*** DATA

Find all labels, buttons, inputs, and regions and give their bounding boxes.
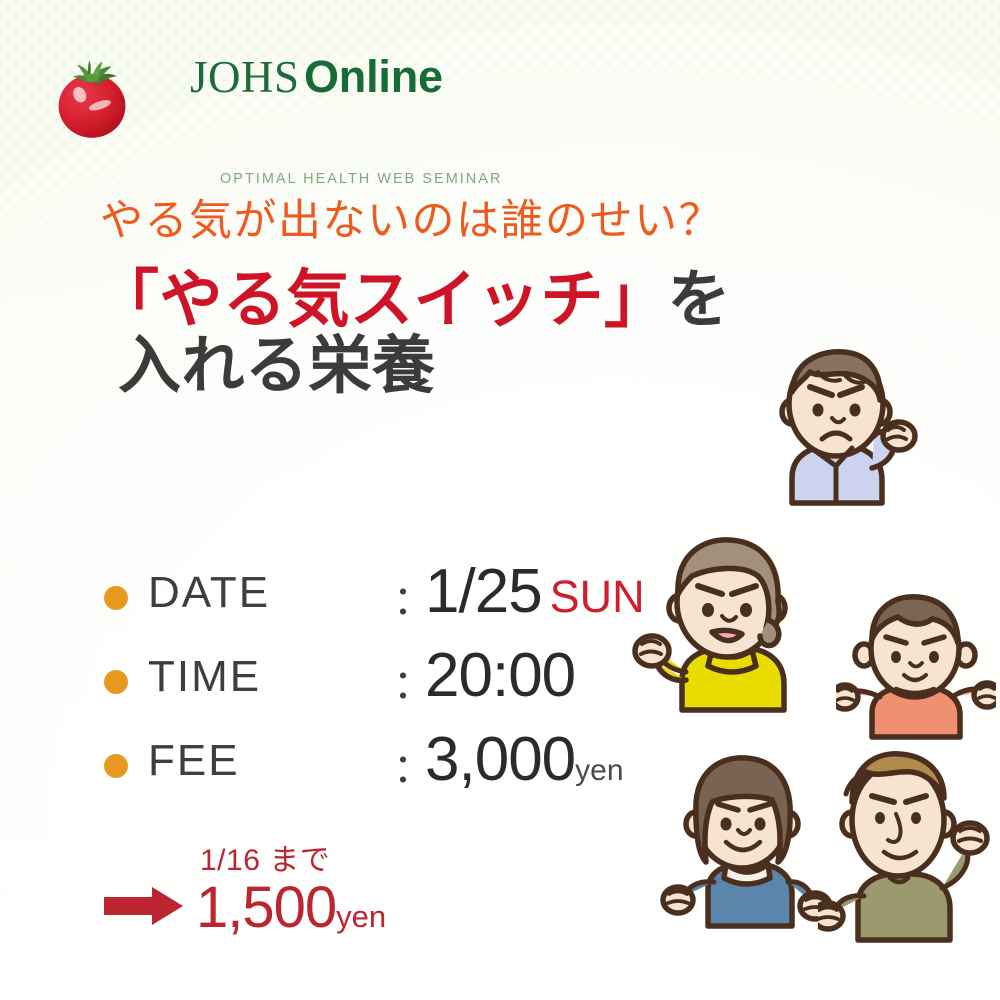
page-title: 「やる気スイッチ」を 入れる栄養: [96, 268, 731, 399]
early-bird-deadline: 1/16 まで: [200, 835, 330, 879]
illustration-man-flexing: [752, 338, 942, 528]
detail-label: TIME: [148, 652, 261, 702]
detail-value-text: 1/25: [425, 557, 542, 626]
early-bird-price-unit: yen: [336, 899, 386, 934]
right-arrow-icon: [104, 885, 184, 927]
poster-canvas: JOHS Online OPTIMAL HEALTH WEB SEMINAR や…: [0, 0, 1000, 1000]
bullet-icon: [104, 754, 128, 778]
bullet-icon: [104, 670, 128, 694]
detail-value: 20:00: [425, 640, 575, 711]
illustration-woman-overalls: [660, 740, 835, 940]
illustration-child-arms-up: [836, 585, 996, 745]
detail-value: 1/25SUN: [425, 556, 645, 627]
illustration-man-fist-up: [818, 740, 998, 950]
tomato-icon: [48, 56, 136, 144]
detail-value: 3,000yen: [425, 724, 624, 795]
title-particle: を: [668, 265, 732, 335]
brand-wordmark: JOHS Online: [190, 54, 443, 100]
brand-name-secondary: Online: [304, 51, 443, 102]
detail-value-text: 3,000: [425, 725, 575, 794]
subtitle-text: やる気が出ないのは誰のせい？: [100, 198, 723, 245]
brand-tagline: OPTIMAL HEALTH WEB SEMINAR: [220, 171, 502, 187]
title-line-2: 入れる栄養: [96, 334, 731, 400]
bullet-icon: [104, 586, 128, 610]
early-bird-price: 1,500yen: [196, 874, 386, 941]
early-bird-price-value: 1,500: [196, 875, 336, 940]
brand-name-primary: JOHS: [190, 52, 300, 102]
detail-value-text: 20:00: [425, 641, 575, 710]
detail-value-suffix: yen: [575, 754, 623, 787]
detail-label: FEE: [148, 736, 240, 786]
brand-logo[interactable]: JOHS Online OPTIMAL HEALTH WEB SEMINAR: [48, 52, 468, 152]
title-highlight: 「やる気スイッチ」: [96, 265, 668, 335]
illustration-woman-apron: [630, 520, 835, 730]
detail-label: DATE: [148, 568, 270, 618]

******

**YOUR INSTRUCTIONS**
Put every line of the data above into a Markdown table whose columns are No. and Entry, numbering the rows in order and omitting any blank lines. Leave the picture out of the table.

**THE SOLUTION**
| No. | Entry |
|---|---|
| 1 | Find all labels, buttons, inputs, and regions and give their bounding boxes. |
| 2 | page-title: 「やる気スイッチ」を 入れる栄養: [96, 268, 731, 399] |
| 3 | early-bird-deadline: 1/16 まで: [200, 835, 330, 879] |
| 4 | illustration-man-flexing: [752, 338, 942, 528] |
| 5 | detail-label: TIME: [148, 652, 261, 702] |
| 6 | detail-value-text: 1/25: [425, 557, 542, 626] |
| 7 | early-bird-price-unit: yen: [336, 899, 386, 934] |
| 8 | right-arrow-icon: [104, 885, 184, 927] |
| 9 | poster-canvas: JOHS Online OPTIMAL HEALTH WEB SEMINAR や…: [0, 0, 1000, 1000] |
| 10 | bullet-icon: [104, 754, 128, 778] |
| 11 | bullet-icon: [104, 670, 128, 694] |
| 12 | detail-value: 20:00: [425, 640, 575, 711] |
| 13 | illustration-woman-overalls: [660, 740, 835, 940] |
| 14 | illustration-child-arms-up: [836, 585, 996, 745] |
| 15 | detail-value: 1/25SUN: [425, 556, 645, 627] |
| 16 | illustration-man-fist-up: [818, 740, 998, 950] |
| 17 | tomato-icon: [48, 56, 136, 144] |
| 18 | detail-value: 3,000yen: [425, 724, 624, 795] |
| 19 | title-particle: を: [668, 265, 732, 335] |
| 20 | brand-wordmark: JOHS Online: [190, 54, 443, 100] |
| 21 | brand-name-secondary: Online: [304, 51, 443, 102] |
| 22 | detail-value-text: 3,000: [425, 725, 575, 794] |
| 23 | subtitle-text: やる気が出ないのは誰のせい？: [100, 198, 723, 245] |
| 24 | brand-tagline: OPTIMAL HEALTH WEB SEMINAR: [220, 171, 502, 187] |
| 25 | title-line-2: 入れる栄養: [96, 334, 731, 400] |
| 26 | bullet-icon: [104, 586, 128, 610] |
| 27 | early-bird-price: 1,500yen: [196, 874, 386, 941] |
| 28 | early-bird-price-value: 1,500: [196, 875, 336, 940] |
| 29 | brand-name-primary: JOHS: [190, 52, 300, 102] |
| 30 | detail-value-text: 20:00: [425, 641, 575, 710] |
| 31 | detail-value-suffix: yen: [575, 754, 623, 787] |
| 32 | detail-label: FEE: [148, 736, 240, 786] |
| 33 | brand-logo[interactable]: JOHS Online OPTIMAL HEALTH WEB SEMINAR: [48, 52, 468, 152] |
| 34 | title-highlight: 「やる気スイッチ」: [96, 265, 668, 335] |
| 35 | illustration-woman-apron: [630, 520, 835, 730] |
| 36 | detail-label: DATE: [148, 568, 270, 618] |